DESCRIPTION OF THE TASK: Please transcribe the records precisely; pictures stay out of your copy.

++++++++++++++++++++

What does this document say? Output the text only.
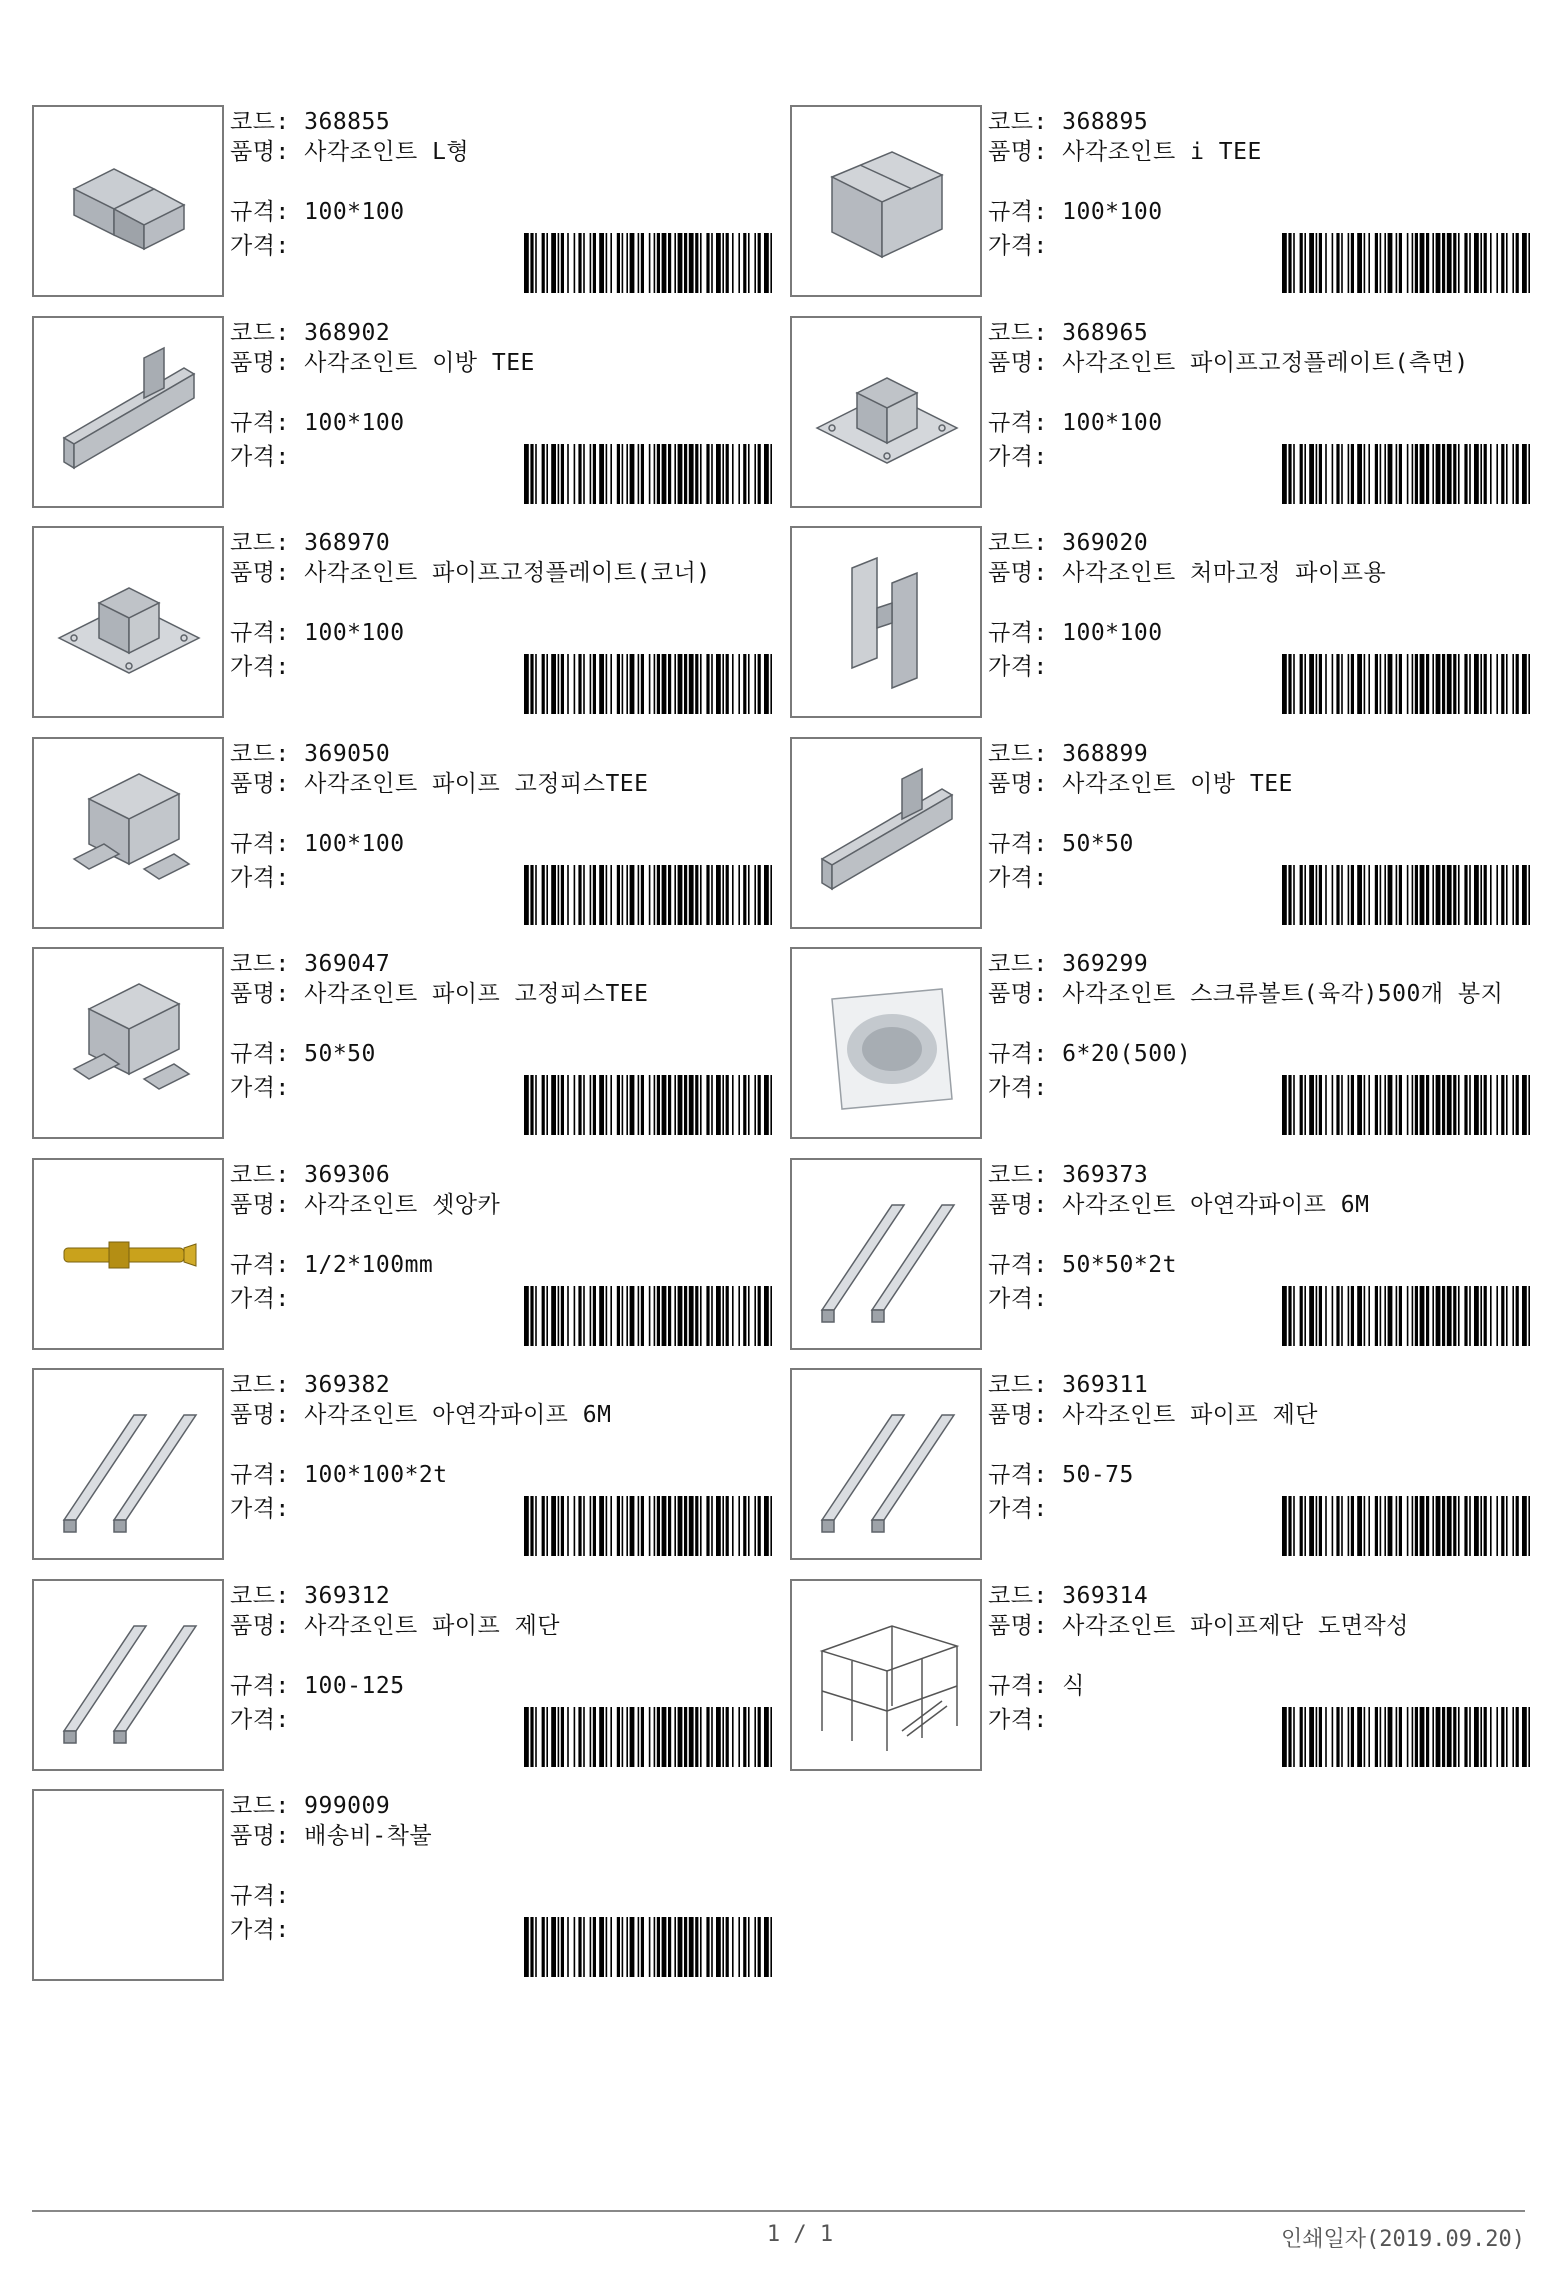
코드: 368855
품명: 사각조인트 L형
규격: 100*100
가격:
코드: 368895
품명: 사각조인트 i TEE
규격: 100*100
가격:
코드: 368902
품명: 사각조인트 이방 TEE
규격: 100*100
가격:
코드: 368965
품명: 사각조인트 파이프고정플레이트(측면)
규격: 100*100
가격:
코드: 368970
품명: 사각조인트 파이프고정플레이트(코너)
규격: 100*100
가격:
코드: 369020
품명: 사각조인트 처마고정 파이프용
규격: 100*100
가격:
코드: 369050
품명: 사각조인트 파이프 고정피스TEE
규격: 100*100
가격:
코드: 368899
품명: 사각조인트 이방 TEE
규격: 50*50
가격:
코드: 369047
품명: 사각조인트 파이프 고정피스TEE
규격: 50*50
가격:
코드: 369299
품명: 사각조인트 스크류볼트(육각)500개 봉지
규격: 6*20(500)
가격:
코드: 369306
품명: 사각조인트 셋앙카
규격: 1/2*100mm
가격:
코드: 369373
품명: 사각조인트 아연각파이프 6M
규격: 50*50*2t
가격:
코드: 369382
품명: 사각조인트 아연각파이프 6M
규격: 100*100*2t
가격:
코드: 369311
품명: 사각조인트 파이프 제단
규격: 50-75
가격:
코드: 369312
품명: 사각조인트 파이프 제단
규격: 100-125
가격:
코드: 369314
품명: 사각조인트 파이프제단 도면작성
규격: 식
가격:
코드: 999009
품명: 배송비-착불
규격:
가격:
1 / 1	인쇄일자(2019.09.20)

++++++++++++++++++++

SOLUTION:
What does this document say? Output the text only.
코드: 368855
품명: 사각조인트 L형
규격: 100*100
가격:
코드: 368895
품명: 사각조인트 i TEE
규격: 100*100
가격:
코드: 368902
품명: 사각조인트 이방 TEE
규격: 100*100
가격:
코드: 368965
품명: 사각조인트 파이프고정플레이트(측면)
규격: 100*100
가격:
코드: 368970
품명: 사각조인트 파이프고정플레이트(코너)
규격: 100*100
가격:
코드: 369020
품명: 사각조인트 처마고정 파이프용
규격: 100*100
가격:
코드: 369050
품명: 사각조인트 파이프 고정피스TEE
규격: 100*100
가격:
코드: 368899
품명: 사각조인트 이방 TEE
규격: 50*50
가격:
코드: 369047
품명: 사각조인트 파이프 고정피스TEE
규격: 50*50
가격:
코드: 369299
품명: 사각조인트 스크류볼트(육각)500개 봉지
규격: 6*20(500)
가격:
코드: 369306
품명: 사각조인트 셋앙카
규격: 1/2*100mm
가격:
코드: 369373
품명: 사각조인트 아연각파이프 6M
규격: 50*50*2t
가격:
코드: 369382
품명: 사각조인트 아연각파이프 6M
규격: 100*100*2t
가격:
코드: 369311
품명: 사각조인트 파이프 제단
규격: 50-75
가격:
코드: 369312
품명: 사각조인트 파이프 제단
규격: 100-125
가격:
코드: 369314
품명: 사각조인트 파이프제단 도면작성
규격: 식
가격:
코드: 999009
품명: 배송비-착불
규격:
가격:
1 / 1	인쇄일자(2019.09.20)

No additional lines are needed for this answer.